_Passage_:
*** Begin section ***

The Role of Gender Stereotypes, Sexual Myths, and Professional Experience on the Attitudes Toward Female-Perpetrated Sexual Abuse Among Turkish Professionals

Akdemir S., GÖLGE Z. B.

INTERNATIONAL JOURNAL OF OFFENDER THERAPY AND COMPARATIVE CRIMINOLOGY, vol.68, no.9, pp.892-914, 2024 (SSCI) identifier identifier identifier

  • Publication Type: Article / Article
  • Volume: 68 Issue: 9
  • Publication Date: 2024
  • Doi Number: 10.1177/0306624x221086571
  • Journal Indexes: Social Sciences Citation Index (SSCI), Scopus, Academic Search Premier, ASSIA, IBZ Online, International Bibliography of Social Sciences, CINAHL, Criminal Justice Abstracts, EMBASE, MEDLINE, Political Science Complete, Psycinfo, Public Affairs Index, Social services abstracts, Sociological abstracts, Violence & Abuse Abstracts, Worldwide Political Science Abstracts
  • Page Numbers: pp.892-914
  • Keywords: female-perpetrated sexual abuse, sexual abuse, professional's attitudes, gender stereotypes, sexual myths, experience with sexual abuse cases, DOUBLE-STANDARD, CHILD, PERCEPTIONS, BEHAVIORS, BELIEFS, INCEST, WOMEN, PSYCHOLOGISTS, CONSTRUCTION, CHALLENGE
  • Istanbul University Affiliated: No


Studies indicated that people tend to consider female-perpetrated sexual abuse (FPSA) less serious and damaging than male-perpetrated abuse (MPSA) and the possible roles of gender stereotypes on attitudes to minimize FPSA. This study aimed to explore the role of gender stereotypes and sexuality myths on the attitudes toward FPSA among professionals. A secondary aim was to explore the role of training and experience with child sexual abuse (CSA) cases on the attitudes toward FPSA. The sample consisted of Turkish professionals (N = 502), including mental health/social, health, and justice workers. The participants were recruited via a face-to-face online survey. The results of one-way ANOVAs showed that females and mental health/social workers were more likely to consider FPSA as a serious problem and believe the negative impact of abuse. A five-step hierarchical multiple regression analysis demonstrated that the experience with FPSA cases, belief in gender stereotypes, and myths about female sexuality accounted for 21.7% of the variance in the attitudes toward FPSA. Although the level of professional minimization of FPSA is above average, the influential roles of gender stereotypes and sexual myths on the attitudes toward FPSA exist among professionals. Our findings supported the necessity of additional training addressing gender stereotypes and sexual myths. Future studies should also be conducted with different populations and other influential possible factors on the attitudes toward FPSA.

*** End section ***

_Problems to solve_:
1 > Decide whether each statement agrees with the article entry on female-perpetrated sexual abuse. For each, answer yes or no and quote the deciding words. (a) The study's sample was made up of 502 Turkish professionals. (b) Male participants were more likely than female participants to consider FPSA a serious problem. (c) The article is listed as affiliated with Istanbul University.
2 > According to the article entry, what share of the variance in attitudes toward FPSA was accounted for by experience with FPSA cases, belief in gender stereotypes, and myths about female sexuality?
3 > Reproduce the portion of the article entry starting at "The Role of Gender Stereotypes, Sexual" and ending at "GÖLGE Z. B.".

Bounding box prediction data
*** Begin section ***

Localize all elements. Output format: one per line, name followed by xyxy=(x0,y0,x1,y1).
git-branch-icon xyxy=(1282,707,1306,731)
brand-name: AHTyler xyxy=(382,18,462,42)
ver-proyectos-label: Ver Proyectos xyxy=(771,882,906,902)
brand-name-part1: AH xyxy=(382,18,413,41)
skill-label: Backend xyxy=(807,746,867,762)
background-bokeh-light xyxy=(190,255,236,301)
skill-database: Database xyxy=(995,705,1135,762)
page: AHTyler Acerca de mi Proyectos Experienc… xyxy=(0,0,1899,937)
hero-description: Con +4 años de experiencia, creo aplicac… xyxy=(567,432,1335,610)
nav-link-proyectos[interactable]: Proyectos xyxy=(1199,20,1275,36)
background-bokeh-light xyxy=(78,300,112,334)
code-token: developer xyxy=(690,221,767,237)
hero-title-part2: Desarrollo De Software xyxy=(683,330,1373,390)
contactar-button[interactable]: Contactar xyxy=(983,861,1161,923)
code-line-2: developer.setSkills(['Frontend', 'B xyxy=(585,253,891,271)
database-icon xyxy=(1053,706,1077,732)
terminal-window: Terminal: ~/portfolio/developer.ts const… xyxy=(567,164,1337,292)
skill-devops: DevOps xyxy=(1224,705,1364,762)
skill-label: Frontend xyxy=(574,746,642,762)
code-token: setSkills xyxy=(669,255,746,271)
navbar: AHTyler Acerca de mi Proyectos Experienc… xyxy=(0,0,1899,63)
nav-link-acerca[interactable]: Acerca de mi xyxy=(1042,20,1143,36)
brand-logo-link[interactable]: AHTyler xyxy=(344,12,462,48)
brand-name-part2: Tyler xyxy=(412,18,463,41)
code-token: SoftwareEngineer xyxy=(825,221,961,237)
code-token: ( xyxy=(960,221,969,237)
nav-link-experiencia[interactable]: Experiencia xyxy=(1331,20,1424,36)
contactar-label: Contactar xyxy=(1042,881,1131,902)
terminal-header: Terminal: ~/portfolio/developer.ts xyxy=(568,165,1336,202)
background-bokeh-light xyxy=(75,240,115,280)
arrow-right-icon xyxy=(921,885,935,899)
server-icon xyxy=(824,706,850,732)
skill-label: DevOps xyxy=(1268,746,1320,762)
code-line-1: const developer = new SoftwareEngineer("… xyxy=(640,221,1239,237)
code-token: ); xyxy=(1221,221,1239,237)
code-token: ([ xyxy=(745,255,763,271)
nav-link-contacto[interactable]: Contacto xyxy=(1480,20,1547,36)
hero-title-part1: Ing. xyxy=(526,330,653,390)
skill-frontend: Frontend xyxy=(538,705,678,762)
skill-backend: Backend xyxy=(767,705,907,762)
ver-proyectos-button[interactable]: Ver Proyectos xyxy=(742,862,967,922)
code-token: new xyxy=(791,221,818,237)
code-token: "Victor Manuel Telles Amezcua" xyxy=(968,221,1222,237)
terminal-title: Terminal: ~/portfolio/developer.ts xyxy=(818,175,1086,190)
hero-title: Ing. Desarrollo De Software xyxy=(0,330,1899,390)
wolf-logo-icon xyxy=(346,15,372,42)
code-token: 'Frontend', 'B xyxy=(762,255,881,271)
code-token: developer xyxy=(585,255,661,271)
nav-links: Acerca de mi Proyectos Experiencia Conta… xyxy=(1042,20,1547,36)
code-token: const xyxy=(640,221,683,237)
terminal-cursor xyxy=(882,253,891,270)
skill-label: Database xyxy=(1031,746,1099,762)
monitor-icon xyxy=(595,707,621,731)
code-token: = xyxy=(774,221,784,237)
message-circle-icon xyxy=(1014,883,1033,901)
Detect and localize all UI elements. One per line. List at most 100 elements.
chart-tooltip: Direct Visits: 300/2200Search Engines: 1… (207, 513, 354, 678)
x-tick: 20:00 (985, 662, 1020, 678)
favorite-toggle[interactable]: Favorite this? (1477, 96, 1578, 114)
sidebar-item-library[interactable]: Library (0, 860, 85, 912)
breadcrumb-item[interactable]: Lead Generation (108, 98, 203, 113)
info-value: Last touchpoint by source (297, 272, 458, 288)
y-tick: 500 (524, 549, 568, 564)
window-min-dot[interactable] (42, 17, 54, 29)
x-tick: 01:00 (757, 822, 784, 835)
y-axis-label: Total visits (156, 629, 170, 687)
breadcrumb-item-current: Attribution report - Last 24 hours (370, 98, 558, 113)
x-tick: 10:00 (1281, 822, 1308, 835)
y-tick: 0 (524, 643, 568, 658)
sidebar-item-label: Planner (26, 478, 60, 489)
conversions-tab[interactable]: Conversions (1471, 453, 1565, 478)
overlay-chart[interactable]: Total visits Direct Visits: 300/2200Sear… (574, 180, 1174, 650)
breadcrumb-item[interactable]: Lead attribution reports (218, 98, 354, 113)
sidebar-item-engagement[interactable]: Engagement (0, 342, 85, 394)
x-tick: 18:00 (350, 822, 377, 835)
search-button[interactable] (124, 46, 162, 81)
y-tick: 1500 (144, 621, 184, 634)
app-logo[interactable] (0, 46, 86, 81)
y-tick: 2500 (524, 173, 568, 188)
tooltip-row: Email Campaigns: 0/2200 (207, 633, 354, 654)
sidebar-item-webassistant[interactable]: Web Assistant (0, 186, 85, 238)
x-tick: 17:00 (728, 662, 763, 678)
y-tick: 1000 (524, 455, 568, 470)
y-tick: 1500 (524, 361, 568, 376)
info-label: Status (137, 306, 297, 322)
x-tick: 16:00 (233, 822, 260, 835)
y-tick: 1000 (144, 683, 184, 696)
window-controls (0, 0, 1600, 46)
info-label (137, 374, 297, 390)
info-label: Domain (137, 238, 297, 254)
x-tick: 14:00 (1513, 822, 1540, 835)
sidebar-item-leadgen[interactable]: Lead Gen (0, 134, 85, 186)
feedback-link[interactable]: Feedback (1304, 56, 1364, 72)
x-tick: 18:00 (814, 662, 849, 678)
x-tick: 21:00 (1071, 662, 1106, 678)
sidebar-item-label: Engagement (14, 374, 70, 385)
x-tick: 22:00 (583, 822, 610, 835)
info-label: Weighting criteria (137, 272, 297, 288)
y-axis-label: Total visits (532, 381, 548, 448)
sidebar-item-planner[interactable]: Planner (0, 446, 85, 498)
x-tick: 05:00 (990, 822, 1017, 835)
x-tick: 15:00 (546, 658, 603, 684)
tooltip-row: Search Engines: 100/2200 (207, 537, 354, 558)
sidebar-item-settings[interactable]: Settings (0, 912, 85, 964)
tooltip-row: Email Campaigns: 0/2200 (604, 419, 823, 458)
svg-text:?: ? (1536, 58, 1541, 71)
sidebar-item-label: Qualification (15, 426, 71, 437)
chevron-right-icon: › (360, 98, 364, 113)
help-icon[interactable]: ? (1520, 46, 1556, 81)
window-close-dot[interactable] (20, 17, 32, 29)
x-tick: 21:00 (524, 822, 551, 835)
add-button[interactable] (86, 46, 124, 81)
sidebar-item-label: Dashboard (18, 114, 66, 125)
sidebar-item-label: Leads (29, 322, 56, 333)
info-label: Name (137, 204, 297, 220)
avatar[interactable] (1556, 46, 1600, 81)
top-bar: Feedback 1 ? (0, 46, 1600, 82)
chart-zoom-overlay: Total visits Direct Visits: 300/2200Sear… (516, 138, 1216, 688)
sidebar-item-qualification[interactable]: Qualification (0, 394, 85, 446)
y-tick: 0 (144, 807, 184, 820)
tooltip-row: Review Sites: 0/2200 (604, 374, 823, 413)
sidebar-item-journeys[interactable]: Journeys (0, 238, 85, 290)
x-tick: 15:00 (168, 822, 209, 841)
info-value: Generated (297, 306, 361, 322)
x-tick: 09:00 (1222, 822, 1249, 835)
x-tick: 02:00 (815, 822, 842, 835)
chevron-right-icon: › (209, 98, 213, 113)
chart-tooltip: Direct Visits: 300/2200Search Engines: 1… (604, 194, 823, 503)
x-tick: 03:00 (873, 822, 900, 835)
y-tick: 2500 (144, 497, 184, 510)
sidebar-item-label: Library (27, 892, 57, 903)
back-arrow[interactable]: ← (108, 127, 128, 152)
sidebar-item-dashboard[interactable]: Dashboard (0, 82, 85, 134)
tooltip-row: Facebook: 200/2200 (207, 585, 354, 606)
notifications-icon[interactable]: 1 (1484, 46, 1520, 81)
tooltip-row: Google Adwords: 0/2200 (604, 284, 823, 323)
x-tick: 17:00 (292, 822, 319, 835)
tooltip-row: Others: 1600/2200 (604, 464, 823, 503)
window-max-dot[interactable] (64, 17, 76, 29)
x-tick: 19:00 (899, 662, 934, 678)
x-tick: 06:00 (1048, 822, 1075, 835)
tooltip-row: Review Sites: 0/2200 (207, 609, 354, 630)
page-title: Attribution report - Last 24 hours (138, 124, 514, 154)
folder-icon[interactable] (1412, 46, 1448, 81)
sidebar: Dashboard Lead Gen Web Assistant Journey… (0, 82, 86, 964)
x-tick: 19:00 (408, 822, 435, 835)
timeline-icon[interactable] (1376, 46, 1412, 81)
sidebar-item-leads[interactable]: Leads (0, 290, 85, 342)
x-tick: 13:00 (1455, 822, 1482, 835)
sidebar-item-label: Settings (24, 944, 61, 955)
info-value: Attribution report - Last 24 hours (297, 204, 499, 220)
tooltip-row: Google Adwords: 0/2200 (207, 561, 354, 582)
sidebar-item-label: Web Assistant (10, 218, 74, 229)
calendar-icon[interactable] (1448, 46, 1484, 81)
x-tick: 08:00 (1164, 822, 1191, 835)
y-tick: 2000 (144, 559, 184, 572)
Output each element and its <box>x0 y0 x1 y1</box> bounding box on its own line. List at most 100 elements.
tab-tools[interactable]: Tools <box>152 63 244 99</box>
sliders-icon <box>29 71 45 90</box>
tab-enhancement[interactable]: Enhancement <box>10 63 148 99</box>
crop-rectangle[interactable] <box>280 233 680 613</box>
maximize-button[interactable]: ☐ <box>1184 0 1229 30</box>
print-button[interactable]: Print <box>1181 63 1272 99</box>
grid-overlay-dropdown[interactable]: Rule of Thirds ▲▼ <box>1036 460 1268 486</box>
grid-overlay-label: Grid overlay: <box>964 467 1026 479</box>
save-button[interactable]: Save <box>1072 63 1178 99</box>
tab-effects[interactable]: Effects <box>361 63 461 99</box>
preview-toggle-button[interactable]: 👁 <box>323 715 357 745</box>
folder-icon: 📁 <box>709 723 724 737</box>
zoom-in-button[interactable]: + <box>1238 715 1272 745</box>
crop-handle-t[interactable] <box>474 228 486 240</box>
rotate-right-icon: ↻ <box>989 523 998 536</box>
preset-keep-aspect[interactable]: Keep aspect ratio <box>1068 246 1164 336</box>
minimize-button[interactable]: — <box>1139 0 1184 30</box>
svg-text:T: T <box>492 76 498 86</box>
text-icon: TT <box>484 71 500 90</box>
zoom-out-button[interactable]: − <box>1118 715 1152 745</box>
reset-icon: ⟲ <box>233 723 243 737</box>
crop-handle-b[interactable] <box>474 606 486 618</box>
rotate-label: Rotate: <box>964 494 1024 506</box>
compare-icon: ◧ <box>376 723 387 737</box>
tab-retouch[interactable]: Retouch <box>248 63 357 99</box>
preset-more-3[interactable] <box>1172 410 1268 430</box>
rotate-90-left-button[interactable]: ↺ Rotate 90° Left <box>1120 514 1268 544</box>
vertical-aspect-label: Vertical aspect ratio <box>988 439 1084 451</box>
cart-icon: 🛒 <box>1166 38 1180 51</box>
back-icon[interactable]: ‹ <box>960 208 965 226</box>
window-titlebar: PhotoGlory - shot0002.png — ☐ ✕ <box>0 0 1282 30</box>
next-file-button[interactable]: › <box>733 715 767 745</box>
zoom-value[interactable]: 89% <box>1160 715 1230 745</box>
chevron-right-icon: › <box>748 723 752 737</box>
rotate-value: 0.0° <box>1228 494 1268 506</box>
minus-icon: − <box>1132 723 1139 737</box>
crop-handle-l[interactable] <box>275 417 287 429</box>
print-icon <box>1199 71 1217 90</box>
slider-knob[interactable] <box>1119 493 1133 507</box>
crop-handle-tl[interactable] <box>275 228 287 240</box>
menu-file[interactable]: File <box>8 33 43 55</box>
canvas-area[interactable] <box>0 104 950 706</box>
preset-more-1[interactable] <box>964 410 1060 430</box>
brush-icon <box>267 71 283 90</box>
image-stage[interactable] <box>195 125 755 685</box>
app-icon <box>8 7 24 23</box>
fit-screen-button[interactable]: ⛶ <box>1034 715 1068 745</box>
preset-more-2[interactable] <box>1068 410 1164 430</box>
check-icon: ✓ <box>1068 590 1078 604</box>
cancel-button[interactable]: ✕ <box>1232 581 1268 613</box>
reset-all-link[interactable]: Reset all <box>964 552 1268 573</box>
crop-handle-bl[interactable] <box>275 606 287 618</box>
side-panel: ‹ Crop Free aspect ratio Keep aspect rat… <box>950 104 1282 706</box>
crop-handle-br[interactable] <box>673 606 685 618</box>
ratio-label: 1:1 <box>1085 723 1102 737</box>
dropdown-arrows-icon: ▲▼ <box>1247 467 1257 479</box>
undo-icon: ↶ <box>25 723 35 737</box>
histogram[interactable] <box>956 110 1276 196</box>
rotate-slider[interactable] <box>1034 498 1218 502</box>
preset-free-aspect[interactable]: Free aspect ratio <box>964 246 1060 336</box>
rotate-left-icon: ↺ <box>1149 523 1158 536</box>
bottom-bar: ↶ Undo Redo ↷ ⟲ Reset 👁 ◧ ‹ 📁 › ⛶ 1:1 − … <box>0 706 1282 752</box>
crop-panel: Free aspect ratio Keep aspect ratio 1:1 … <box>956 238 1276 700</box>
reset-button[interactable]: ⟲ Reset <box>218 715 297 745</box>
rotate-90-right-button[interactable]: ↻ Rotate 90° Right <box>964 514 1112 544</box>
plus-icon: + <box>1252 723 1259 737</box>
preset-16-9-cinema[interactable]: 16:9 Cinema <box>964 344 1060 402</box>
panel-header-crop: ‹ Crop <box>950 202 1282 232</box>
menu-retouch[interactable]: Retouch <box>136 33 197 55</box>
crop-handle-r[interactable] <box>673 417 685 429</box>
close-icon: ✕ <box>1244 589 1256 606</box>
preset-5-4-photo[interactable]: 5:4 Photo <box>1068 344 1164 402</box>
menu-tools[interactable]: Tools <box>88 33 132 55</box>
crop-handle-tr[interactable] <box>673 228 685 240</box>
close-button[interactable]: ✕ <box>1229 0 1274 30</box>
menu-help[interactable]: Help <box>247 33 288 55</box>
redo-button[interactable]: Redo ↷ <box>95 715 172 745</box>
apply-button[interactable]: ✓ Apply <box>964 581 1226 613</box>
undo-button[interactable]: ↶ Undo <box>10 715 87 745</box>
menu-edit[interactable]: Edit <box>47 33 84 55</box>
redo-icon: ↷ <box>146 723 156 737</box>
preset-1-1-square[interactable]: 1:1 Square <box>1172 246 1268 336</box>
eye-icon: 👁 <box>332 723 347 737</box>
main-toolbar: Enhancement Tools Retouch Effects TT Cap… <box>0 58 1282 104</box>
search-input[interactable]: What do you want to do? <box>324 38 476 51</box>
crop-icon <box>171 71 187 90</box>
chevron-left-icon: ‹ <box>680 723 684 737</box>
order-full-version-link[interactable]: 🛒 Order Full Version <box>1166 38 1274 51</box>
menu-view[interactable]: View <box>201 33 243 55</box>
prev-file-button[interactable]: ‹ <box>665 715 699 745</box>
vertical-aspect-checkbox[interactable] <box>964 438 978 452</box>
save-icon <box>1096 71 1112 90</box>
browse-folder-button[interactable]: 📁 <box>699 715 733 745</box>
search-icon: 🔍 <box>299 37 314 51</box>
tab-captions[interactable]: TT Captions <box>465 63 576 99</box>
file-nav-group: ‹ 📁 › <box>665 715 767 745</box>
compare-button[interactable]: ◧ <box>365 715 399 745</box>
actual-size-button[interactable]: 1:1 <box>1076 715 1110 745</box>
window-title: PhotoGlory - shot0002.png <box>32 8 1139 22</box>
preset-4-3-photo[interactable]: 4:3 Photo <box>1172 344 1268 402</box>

*** End section ***

_Problem solutions_:
1 >
(a) Yes: "The sample consisted of Turkish professionals (N = 502)"
(b) No: "females and mental health/social workers were more likely to consider FPSA as a serious problem"
(c) No: "Istanbul University Affiliated: No"

2 > 21.7% of the variance.

3 >
The Role of Gender Stereotypes, Sexual Myths, and Professional Experience on the Attitudes Toward Female-Perpetrated Sexual Abuse Among Turkish Professionals

Akdemir S., GÖLGE Z. B.